— Task objective —
Filter the data for lines with the word "Storage", then copy every line so identified.

— Listing —

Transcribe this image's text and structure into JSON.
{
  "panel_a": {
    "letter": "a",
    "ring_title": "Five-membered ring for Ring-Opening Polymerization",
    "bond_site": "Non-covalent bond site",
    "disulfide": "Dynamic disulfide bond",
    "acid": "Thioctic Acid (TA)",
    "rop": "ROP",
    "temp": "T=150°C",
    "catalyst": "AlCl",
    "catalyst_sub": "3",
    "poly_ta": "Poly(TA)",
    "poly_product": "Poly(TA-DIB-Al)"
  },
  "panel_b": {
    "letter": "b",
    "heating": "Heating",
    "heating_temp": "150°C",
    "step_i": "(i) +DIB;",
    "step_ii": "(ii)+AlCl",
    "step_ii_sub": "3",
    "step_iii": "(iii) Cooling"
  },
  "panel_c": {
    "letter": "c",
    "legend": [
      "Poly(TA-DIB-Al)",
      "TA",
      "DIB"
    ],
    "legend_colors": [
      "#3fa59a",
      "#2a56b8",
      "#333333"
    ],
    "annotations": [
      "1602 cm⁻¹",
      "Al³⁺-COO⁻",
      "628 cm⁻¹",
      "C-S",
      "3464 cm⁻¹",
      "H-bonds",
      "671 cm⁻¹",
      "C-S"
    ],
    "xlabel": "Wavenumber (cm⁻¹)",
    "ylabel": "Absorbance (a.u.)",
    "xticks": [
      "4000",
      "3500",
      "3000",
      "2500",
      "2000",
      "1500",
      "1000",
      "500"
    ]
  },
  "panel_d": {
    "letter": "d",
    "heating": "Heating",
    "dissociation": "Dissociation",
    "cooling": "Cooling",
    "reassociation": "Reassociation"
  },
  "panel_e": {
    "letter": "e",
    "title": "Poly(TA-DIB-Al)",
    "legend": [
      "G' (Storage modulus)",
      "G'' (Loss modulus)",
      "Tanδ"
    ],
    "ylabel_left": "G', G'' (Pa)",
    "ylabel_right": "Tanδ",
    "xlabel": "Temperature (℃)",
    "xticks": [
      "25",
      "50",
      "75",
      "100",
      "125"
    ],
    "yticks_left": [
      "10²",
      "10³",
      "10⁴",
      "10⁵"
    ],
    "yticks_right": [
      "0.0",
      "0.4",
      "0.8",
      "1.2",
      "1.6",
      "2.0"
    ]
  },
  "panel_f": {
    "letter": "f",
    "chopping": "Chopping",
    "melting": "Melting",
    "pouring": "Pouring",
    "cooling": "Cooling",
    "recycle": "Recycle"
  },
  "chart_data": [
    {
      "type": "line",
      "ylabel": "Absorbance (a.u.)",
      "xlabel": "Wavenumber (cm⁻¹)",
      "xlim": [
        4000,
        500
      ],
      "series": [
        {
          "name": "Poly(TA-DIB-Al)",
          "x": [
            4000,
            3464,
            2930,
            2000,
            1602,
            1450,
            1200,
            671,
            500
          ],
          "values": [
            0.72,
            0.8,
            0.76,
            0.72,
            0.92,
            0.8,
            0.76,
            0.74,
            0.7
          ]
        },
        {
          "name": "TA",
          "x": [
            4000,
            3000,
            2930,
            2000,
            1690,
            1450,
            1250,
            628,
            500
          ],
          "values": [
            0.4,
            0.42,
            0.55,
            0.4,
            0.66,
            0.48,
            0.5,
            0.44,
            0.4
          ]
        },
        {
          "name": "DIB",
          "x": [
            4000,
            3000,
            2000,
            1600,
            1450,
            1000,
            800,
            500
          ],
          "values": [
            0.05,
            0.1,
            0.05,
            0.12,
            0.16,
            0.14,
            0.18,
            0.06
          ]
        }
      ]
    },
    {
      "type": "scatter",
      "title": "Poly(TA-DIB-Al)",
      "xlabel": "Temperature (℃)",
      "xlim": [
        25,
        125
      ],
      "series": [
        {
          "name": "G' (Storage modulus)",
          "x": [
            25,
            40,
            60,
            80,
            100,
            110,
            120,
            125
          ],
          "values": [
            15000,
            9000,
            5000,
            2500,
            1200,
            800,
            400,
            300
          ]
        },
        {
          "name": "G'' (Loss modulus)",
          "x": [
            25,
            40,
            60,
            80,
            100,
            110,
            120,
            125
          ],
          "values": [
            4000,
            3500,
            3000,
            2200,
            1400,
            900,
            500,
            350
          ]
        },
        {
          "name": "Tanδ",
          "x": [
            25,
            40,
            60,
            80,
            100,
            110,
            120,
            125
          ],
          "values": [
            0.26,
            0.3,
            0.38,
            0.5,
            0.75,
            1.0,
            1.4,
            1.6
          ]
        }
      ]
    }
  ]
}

— Response for this exercise —
      "G' (Storage modulus)",
          "name": "G' (Storage modulus)",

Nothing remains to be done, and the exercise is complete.